Written task: Check each line of the listing below for the string "Blood", and give only how many lines hold it.

◇ ◇ ◇

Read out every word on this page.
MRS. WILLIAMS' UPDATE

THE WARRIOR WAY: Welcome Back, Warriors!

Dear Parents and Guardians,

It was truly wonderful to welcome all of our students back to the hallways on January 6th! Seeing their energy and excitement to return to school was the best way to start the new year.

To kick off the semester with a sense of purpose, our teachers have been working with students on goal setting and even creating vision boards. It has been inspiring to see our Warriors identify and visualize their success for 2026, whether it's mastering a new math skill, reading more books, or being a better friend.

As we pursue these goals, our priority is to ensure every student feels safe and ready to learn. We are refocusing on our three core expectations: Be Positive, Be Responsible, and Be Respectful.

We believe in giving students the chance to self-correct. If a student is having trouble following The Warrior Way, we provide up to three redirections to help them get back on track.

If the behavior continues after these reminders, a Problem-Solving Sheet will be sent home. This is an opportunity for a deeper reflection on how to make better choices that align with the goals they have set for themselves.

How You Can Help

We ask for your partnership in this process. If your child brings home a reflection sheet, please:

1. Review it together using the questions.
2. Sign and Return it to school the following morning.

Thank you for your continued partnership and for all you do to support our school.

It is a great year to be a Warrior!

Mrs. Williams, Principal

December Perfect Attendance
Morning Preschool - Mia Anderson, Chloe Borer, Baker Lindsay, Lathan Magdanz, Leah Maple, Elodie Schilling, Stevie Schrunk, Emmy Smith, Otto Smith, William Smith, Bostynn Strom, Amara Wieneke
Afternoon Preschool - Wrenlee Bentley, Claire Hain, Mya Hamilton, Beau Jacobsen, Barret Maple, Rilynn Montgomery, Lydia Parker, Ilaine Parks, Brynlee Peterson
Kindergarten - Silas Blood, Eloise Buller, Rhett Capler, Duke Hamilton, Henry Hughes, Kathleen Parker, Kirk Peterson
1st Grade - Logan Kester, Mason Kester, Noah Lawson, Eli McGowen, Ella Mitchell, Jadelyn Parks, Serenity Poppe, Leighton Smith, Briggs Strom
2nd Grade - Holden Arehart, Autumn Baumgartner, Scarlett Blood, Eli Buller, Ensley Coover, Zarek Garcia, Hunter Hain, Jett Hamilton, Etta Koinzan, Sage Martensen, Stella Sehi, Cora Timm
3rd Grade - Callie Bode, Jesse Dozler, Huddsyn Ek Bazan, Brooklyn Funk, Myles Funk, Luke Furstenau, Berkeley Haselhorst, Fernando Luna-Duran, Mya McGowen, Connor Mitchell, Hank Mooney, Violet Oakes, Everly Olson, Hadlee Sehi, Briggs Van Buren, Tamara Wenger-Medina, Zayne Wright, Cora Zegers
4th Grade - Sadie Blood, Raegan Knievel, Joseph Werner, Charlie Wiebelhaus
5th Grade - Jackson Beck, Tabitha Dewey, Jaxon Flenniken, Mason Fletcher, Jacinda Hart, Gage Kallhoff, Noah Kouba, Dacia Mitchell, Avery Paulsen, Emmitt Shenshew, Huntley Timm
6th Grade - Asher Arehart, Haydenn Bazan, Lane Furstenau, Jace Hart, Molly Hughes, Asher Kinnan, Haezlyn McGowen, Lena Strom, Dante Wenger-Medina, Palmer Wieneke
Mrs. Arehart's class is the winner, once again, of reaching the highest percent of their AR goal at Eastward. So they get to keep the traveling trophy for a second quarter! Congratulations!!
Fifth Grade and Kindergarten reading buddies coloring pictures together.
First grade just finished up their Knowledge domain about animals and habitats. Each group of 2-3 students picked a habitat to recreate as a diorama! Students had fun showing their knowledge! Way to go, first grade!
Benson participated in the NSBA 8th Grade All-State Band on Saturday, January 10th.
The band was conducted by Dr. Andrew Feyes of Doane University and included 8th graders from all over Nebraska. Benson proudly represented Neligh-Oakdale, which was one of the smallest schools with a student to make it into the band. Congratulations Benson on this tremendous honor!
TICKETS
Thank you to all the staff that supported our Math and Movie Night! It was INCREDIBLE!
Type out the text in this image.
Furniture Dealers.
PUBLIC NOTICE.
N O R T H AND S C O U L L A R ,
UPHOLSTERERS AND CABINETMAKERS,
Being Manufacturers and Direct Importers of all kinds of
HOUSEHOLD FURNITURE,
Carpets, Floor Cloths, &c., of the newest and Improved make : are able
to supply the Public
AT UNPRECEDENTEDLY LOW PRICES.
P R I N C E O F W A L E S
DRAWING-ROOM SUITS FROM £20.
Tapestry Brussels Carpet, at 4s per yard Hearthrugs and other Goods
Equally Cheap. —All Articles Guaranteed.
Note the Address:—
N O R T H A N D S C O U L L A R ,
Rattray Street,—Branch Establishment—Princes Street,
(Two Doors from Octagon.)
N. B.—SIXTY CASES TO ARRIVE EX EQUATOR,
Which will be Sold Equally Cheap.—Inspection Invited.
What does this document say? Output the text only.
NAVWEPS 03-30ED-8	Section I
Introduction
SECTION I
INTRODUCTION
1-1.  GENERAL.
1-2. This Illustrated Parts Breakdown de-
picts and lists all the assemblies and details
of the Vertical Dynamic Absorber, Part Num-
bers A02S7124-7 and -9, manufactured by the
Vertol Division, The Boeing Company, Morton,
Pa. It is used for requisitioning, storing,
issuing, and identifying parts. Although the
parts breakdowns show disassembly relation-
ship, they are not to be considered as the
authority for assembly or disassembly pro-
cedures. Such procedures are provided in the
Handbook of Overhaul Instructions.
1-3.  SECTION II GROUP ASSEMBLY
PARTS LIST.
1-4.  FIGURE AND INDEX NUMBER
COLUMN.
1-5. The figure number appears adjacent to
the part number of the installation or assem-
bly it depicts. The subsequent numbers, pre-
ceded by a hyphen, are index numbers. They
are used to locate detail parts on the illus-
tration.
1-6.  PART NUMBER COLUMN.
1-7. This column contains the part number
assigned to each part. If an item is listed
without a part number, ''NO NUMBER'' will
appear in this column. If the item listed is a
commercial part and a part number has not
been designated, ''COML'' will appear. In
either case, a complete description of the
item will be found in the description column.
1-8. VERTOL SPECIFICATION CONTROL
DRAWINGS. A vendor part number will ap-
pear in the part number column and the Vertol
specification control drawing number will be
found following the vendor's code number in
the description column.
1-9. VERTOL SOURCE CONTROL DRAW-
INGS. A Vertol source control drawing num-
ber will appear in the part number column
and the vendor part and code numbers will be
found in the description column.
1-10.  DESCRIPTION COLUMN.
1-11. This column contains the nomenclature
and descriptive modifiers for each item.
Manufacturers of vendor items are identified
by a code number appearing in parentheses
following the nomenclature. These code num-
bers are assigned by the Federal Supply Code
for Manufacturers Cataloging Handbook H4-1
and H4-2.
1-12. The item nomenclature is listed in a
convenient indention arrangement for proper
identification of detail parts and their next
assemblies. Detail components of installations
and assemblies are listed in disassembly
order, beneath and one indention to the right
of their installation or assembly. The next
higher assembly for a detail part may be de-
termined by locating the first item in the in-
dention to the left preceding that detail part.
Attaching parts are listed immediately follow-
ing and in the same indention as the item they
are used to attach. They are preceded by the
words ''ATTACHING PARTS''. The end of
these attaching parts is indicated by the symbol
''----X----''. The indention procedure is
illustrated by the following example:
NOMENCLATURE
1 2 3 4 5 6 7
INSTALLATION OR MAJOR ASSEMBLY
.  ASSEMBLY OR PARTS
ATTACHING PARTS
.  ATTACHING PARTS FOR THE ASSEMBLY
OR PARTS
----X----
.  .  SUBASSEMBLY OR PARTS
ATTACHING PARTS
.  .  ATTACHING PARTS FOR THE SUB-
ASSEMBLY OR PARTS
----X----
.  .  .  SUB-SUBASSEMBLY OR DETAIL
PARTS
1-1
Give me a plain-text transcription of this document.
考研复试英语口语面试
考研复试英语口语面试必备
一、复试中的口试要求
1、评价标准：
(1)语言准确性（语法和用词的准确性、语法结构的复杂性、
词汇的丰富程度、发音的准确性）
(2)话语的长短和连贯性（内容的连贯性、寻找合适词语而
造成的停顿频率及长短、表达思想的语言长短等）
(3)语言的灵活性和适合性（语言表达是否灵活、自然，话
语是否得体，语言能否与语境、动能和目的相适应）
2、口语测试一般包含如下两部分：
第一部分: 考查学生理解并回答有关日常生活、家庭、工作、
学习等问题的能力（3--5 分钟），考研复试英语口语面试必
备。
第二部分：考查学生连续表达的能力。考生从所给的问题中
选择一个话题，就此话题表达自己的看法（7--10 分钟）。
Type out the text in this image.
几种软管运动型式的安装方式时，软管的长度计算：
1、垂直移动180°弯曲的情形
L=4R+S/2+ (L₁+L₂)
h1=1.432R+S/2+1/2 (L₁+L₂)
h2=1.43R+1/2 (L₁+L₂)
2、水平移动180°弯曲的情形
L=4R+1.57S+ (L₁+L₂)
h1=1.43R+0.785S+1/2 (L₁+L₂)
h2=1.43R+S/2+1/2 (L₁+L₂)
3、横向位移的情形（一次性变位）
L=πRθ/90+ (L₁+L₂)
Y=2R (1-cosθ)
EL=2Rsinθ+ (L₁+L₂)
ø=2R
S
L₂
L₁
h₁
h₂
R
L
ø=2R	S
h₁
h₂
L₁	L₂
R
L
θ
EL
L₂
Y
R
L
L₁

◇ ◇ ◇

Exercise output: 3